** start Material shown **
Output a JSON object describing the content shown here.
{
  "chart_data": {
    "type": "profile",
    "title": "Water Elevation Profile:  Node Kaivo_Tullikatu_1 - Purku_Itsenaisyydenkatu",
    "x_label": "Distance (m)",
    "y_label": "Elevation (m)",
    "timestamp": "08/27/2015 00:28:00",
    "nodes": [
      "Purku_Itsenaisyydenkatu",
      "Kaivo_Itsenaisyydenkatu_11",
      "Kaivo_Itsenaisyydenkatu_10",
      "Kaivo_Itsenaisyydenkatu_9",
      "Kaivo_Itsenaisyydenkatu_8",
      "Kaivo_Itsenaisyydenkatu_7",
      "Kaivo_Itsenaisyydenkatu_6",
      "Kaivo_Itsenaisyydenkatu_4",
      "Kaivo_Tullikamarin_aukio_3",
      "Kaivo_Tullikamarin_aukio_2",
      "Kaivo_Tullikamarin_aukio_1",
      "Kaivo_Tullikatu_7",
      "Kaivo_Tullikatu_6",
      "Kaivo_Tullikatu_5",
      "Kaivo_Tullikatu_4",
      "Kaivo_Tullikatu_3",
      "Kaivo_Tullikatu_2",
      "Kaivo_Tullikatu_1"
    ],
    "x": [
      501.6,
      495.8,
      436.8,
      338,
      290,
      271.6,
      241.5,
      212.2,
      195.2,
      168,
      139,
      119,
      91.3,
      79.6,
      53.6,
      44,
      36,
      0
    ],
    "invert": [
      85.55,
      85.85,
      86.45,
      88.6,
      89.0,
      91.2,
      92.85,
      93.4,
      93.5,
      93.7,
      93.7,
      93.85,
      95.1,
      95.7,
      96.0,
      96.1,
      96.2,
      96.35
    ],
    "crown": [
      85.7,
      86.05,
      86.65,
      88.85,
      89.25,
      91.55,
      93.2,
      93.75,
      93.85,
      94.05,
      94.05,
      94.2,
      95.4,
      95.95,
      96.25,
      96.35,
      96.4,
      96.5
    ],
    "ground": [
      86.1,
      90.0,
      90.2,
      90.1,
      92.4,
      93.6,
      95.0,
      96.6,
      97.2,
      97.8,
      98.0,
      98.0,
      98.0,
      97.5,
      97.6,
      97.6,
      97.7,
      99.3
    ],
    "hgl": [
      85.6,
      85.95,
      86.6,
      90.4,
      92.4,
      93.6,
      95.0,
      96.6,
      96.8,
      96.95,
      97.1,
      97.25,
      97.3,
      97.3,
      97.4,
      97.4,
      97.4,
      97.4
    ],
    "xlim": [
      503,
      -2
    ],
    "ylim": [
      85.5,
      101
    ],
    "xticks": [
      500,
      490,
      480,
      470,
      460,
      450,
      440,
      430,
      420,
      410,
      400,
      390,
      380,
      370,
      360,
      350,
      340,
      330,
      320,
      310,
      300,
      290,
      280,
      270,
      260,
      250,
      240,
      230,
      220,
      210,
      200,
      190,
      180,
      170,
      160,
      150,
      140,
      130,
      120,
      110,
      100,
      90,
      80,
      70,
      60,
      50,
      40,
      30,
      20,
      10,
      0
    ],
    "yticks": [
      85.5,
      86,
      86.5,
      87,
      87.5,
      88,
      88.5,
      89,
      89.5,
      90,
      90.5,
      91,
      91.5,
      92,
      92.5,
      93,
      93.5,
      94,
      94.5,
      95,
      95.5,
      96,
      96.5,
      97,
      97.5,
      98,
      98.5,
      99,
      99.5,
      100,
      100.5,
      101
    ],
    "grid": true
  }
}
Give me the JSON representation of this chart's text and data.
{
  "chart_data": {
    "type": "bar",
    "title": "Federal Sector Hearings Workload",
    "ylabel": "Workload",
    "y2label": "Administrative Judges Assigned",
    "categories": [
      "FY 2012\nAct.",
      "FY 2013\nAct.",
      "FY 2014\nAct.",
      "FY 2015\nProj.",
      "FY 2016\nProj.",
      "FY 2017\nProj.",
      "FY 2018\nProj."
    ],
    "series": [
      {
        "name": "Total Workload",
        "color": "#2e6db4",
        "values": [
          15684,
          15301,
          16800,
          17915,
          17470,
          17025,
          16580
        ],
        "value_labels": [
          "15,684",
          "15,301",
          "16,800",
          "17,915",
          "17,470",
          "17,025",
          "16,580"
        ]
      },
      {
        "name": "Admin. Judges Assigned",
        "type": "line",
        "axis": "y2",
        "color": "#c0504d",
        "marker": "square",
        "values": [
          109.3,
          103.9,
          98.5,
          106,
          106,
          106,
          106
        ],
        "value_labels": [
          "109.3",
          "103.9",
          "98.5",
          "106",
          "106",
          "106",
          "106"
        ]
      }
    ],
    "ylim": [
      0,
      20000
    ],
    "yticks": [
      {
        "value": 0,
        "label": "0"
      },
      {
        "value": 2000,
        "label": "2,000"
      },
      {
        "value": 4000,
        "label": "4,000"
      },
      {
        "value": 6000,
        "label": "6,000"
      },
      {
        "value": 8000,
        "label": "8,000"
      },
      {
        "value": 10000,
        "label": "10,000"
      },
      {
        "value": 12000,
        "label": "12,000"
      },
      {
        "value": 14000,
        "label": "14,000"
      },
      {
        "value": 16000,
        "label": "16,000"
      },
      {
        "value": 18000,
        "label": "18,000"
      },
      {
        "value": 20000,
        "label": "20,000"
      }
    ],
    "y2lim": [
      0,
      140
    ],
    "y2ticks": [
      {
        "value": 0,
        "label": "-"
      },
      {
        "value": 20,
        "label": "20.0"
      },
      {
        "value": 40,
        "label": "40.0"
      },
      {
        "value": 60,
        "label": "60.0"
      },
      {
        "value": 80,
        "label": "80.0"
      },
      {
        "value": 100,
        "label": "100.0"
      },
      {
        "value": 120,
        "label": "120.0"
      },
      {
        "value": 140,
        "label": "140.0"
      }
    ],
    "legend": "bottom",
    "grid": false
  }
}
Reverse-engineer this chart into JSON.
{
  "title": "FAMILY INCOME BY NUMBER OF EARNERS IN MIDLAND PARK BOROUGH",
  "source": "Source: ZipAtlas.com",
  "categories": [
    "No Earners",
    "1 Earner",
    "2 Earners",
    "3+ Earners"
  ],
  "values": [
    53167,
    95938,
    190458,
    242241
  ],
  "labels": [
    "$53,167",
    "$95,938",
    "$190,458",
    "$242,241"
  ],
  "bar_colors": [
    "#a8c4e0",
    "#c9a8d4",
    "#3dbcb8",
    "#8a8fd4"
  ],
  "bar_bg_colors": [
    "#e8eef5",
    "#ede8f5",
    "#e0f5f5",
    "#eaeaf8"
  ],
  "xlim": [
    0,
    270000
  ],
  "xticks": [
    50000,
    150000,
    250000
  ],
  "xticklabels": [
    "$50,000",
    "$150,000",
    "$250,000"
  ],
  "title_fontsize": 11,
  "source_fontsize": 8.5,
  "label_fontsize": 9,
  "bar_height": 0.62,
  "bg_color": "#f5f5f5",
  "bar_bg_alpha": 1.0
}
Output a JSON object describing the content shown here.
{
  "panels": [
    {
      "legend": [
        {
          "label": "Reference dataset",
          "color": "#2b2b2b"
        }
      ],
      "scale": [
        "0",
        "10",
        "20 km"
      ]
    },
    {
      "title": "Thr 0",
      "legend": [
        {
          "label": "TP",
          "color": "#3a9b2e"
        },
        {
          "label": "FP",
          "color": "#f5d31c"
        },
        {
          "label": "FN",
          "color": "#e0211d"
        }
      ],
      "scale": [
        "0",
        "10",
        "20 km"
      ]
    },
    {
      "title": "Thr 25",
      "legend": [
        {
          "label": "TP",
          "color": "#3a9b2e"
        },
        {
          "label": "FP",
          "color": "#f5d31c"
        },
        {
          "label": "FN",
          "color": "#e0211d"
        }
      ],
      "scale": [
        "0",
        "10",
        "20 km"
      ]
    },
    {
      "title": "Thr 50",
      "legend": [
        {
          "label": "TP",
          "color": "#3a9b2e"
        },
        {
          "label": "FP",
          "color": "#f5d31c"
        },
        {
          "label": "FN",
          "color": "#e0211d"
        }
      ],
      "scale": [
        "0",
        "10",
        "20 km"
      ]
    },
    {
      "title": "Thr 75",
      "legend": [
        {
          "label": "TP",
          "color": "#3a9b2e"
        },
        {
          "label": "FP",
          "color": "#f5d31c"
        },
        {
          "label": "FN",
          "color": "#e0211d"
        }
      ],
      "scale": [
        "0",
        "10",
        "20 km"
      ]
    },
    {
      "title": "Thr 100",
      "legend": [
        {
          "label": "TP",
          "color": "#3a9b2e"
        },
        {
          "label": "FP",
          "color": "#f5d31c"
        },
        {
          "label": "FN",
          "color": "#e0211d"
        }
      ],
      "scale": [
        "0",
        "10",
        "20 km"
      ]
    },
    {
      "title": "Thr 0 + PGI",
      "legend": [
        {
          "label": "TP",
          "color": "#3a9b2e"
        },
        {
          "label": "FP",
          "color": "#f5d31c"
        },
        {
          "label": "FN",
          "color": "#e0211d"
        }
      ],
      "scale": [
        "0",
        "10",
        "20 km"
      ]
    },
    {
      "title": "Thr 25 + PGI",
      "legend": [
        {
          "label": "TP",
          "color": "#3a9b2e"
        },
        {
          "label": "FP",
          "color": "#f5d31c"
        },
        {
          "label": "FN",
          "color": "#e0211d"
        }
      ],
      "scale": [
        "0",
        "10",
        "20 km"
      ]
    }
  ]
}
** end Material shown **
**Task brief**
Which lines of the data above contain "nProj"? Copy each one.

**Solution**
      "FY 2015\nProj.",
      "FY 2016\nProj.",
      "FY 2017\nProj.",
      "FY 2018\nProj."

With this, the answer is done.